**Problem:** Write out the data word for word, from its very first line down to and including the line that contains "row-label: Kendte fejl".

**Listed records:**
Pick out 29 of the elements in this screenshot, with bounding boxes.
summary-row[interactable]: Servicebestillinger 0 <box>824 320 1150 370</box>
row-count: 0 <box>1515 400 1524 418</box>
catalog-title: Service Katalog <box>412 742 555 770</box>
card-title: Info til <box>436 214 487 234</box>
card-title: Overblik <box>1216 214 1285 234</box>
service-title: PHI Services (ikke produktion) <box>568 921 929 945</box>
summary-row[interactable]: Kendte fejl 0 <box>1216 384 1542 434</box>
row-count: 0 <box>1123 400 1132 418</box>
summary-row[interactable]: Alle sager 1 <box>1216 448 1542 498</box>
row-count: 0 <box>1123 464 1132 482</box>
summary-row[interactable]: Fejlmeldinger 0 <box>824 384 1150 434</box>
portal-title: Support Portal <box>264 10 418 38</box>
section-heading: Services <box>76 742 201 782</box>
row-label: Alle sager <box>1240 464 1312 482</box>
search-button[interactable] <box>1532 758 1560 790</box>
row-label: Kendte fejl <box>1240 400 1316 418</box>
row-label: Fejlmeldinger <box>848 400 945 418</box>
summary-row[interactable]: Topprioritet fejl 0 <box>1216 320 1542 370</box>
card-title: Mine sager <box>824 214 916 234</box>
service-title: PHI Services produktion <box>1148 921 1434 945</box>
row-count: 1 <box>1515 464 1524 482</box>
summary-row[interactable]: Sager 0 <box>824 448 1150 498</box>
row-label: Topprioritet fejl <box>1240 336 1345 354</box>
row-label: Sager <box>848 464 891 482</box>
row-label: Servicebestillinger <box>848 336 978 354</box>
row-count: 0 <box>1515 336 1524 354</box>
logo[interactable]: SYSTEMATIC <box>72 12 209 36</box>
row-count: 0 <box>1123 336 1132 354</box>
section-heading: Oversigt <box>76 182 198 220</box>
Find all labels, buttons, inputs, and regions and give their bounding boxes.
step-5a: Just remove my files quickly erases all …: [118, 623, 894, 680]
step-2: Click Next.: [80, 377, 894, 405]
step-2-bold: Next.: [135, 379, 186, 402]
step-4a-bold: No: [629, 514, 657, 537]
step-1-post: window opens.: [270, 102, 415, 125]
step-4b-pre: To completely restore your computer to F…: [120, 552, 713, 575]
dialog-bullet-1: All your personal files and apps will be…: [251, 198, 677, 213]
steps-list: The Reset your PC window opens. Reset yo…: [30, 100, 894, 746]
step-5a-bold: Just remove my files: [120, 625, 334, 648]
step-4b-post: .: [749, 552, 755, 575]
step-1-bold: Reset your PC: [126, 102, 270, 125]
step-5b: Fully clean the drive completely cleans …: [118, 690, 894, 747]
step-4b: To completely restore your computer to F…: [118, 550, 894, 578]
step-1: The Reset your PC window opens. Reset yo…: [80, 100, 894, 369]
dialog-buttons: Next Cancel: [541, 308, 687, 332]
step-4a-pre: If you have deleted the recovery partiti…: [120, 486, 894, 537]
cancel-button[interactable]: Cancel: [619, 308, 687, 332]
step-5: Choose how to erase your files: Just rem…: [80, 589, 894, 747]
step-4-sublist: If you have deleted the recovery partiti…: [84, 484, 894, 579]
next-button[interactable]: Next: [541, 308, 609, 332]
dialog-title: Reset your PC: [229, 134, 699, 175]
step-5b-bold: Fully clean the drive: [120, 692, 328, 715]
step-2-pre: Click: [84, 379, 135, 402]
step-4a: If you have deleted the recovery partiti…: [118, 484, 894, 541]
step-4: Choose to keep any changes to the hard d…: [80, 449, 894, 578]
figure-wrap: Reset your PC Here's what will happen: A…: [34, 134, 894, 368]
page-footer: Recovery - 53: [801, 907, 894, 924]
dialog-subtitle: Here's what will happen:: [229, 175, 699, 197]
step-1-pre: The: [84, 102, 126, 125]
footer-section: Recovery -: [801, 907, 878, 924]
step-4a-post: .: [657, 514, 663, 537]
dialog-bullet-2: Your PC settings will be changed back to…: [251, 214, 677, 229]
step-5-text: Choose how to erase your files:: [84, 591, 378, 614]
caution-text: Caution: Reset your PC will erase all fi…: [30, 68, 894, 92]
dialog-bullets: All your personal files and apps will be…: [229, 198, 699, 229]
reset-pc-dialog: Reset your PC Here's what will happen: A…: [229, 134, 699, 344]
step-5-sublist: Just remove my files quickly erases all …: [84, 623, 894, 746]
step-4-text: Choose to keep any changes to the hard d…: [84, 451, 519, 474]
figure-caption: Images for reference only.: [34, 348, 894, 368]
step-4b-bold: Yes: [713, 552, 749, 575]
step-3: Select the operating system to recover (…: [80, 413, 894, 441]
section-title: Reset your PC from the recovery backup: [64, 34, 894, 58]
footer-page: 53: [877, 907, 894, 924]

**Written reply:**
Pick out 29 of the elements in this screenshot, with bounding boxes.
summary-row[interactable]: Servicebestillinger 0 <box>824 320 1150 370</box>
row-count: 0 <box>1515 400 1524 418</box>
catalog-title: Service Katalog <box>412 742 555 770</box>
card-title: Info til <box>436 214 487 234</box>
card-title: Overblik <box>1216 214 1285 234</box>
service-title: PHI Services (ikke produktion) <box>568 921 929 945</box>
summary-row[interactable]: Kendte fejl 0 <box>1216 384 1542 434</box>
row-count: 0 <box>1123 400 1132 418</box>
summary-row[interactable]: Alle sager 1 <box>1216 448 1542 498</box>
row-count: 0 <box>1123 464 1132 482</box>
summary-row[interactable]: Fejlmeldinger 0 <box>824 384 1150 434</box>
portal-title: Support Portal <box>264 10 418 38</box>
section-heading: Services <box>76 742 201 782</box>
row-label: Alle sager <box>1240 464 1312 482</box>
search-button[interactable] <box>1532 758 1560 790</box>
row-label: Kendte fejl <box>1240 400 1316 418</box>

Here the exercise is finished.